• WORK INSTRUCTIONS
For each line that holds "thức", copy the line out.

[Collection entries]
★ ★ ★ ★
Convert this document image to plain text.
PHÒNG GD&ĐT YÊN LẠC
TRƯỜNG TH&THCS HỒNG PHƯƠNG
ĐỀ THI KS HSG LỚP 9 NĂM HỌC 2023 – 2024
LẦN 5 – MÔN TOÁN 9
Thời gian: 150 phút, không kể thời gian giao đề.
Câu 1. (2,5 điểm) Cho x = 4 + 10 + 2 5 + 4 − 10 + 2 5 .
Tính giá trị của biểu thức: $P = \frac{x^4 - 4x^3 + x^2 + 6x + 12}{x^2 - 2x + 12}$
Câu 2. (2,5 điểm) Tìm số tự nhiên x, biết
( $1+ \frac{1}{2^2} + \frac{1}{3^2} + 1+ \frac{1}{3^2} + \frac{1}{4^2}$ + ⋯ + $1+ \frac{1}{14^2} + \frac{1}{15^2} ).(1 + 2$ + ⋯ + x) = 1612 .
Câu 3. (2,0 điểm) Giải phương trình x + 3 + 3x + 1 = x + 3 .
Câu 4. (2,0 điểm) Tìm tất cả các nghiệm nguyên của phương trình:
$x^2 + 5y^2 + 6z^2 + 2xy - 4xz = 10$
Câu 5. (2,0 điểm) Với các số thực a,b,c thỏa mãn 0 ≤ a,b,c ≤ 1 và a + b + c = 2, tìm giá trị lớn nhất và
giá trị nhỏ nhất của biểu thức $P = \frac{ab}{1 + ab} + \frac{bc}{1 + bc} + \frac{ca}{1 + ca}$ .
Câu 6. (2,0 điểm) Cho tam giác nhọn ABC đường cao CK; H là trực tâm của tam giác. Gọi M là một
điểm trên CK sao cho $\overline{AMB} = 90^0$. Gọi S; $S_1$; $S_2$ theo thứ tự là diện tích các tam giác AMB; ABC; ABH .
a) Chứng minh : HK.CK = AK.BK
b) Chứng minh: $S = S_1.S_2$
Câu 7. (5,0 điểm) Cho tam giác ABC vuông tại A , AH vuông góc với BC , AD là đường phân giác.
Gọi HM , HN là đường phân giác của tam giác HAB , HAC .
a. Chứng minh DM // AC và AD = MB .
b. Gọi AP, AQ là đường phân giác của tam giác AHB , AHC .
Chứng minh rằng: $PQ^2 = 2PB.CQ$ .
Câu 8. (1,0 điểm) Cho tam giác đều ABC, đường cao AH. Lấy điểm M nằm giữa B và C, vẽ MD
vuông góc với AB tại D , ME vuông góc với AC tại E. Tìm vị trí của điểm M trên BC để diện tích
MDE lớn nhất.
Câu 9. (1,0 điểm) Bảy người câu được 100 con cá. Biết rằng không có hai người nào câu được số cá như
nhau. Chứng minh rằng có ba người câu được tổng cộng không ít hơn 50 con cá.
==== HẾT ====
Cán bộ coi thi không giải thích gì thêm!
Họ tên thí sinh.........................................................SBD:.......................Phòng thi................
★ ★ ★ ★
• EXERCISE RESULT
Tính giá trị của biểu thức: $P = \frac{x^4 - 4x^3 + x^2 + 6x + 12}{x^2 - 2x + 12}$
giá trị nhỏ nhất của biểu thức $P = \frac{ab}{1 + ab} + \frac{bc}{1 + bc} + \frac{ca}{1 + ca}$ .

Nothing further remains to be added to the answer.